EXERCISE INSTRUCTIONS: Restate each line word for word. Leave out every picture.

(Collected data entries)
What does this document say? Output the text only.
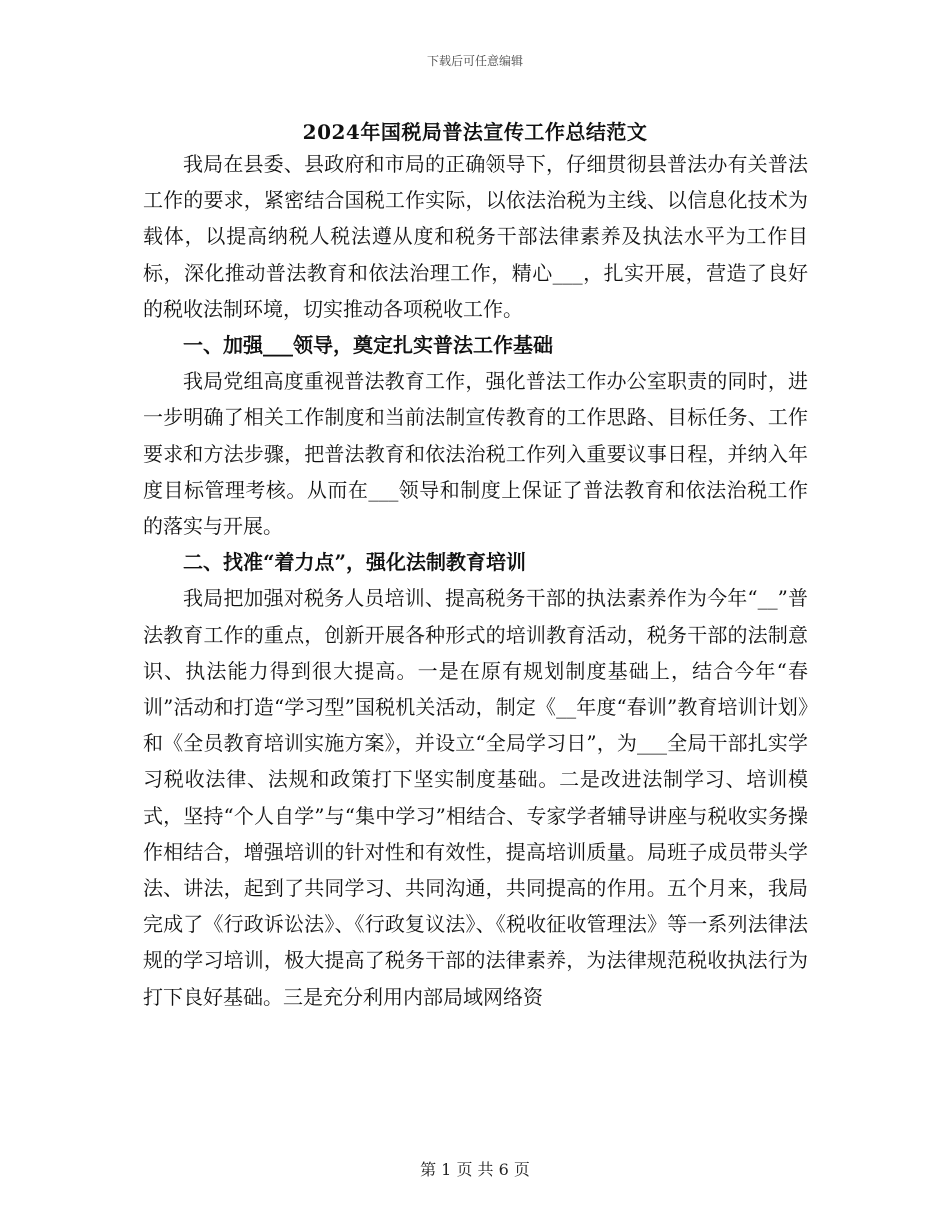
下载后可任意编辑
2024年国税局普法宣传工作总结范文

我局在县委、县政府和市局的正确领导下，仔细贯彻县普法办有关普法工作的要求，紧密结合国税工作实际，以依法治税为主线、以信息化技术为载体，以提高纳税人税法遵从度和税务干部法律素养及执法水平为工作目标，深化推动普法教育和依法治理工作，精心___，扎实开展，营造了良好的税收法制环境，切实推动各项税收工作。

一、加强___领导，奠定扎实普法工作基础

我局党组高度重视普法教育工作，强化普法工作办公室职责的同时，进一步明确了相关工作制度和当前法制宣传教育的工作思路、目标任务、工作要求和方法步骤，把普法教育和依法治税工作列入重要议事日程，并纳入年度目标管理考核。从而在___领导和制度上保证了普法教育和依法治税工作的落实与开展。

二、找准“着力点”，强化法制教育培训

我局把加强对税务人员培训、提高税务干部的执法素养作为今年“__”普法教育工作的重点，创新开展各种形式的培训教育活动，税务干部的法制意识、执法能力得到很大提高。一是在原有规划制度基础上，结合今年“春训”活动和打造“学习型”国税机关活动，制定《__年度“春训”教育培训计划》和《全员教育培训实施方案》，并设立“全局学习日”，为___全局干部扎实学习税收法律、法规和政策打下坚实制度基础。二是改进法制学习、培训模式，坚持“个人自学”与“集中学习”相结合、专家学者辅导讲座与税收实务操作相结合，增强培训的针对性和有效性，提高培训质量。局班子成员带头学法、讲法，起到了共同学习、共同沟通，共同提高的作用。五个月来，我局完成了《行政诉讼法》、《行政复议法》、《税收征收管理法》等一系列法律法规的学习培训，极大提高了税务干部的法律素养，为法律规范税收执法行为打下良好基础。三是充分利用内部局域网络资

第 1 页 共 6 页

ANSWER TO THE PROBLEM:
What does this document say? Output the text only.
下载后可任意编辑
2024年国税局普法宣传工作总结范文

我局在县委、县政府和市局的正确领导下，仔细贯彻县普法办有关普法工作的要求，紧密结合国税工作实际，以依法治税为主线、以信息化技术为载体，以提高纳税人税法遵从度和税务干部法律素养及执法水平为工作目标，深化推动普法教育和依法治理工作，精心___，扎实开展，营造了良好的税收法制环境，切实推动各项税收工作。

一、加强___领导，奠定扎实普法工作基础

我局党组高度重视普法教育工作，强化普法工作办公室职责的同时，进一步明确了相关工作制度和当前法制宣传教育的工作思路、目标任务、工作要求和方法步骤，把普法教育和依法治税工作列入重要议事日程，并纳入年度目标管理考核。从而在___领导和制度上保证了普法教育和依法治税工作的落实与开展。

二、找准“着力点”，强化法制教育培训

我局把加强对税务人员培训、提高税务干部的执法素养作为今年“__”普法教育工作的重点，创新开展各种形式的培训教育活动，税务干部的法制意识、执法能力得到很大提高。一是在原有规划制度基础上，结合今年“春训”活动和打造“学习型”国税机关活动，制定《__年度“春训”教育培训计划》和《全员教育培训实施方案》，并设立“全局学习日”，为___全局干部扎实学习税收法律、法规和政策打下坚实制度基础。二是改进法制学习、培训模式，坚持“个人自学”与“集中学习”相结合、专家学者辅导讲座与税收实务操作相结合，增强培训的针对性和有效性，提高培训质量。局班子成员带头学法、讲法，起到了共同学习、共同沟通，共同提高的作用。五个月来，我局完成了《行政诉讼法》、《行政复议法》、《税收征收管理法》等一系列法律法规的学习培训，极大提高了税务干部的法律素养，为法律规范税收执法行为打下良好基础。三是充分利用内部局域网络资

第 1 页 共 6 页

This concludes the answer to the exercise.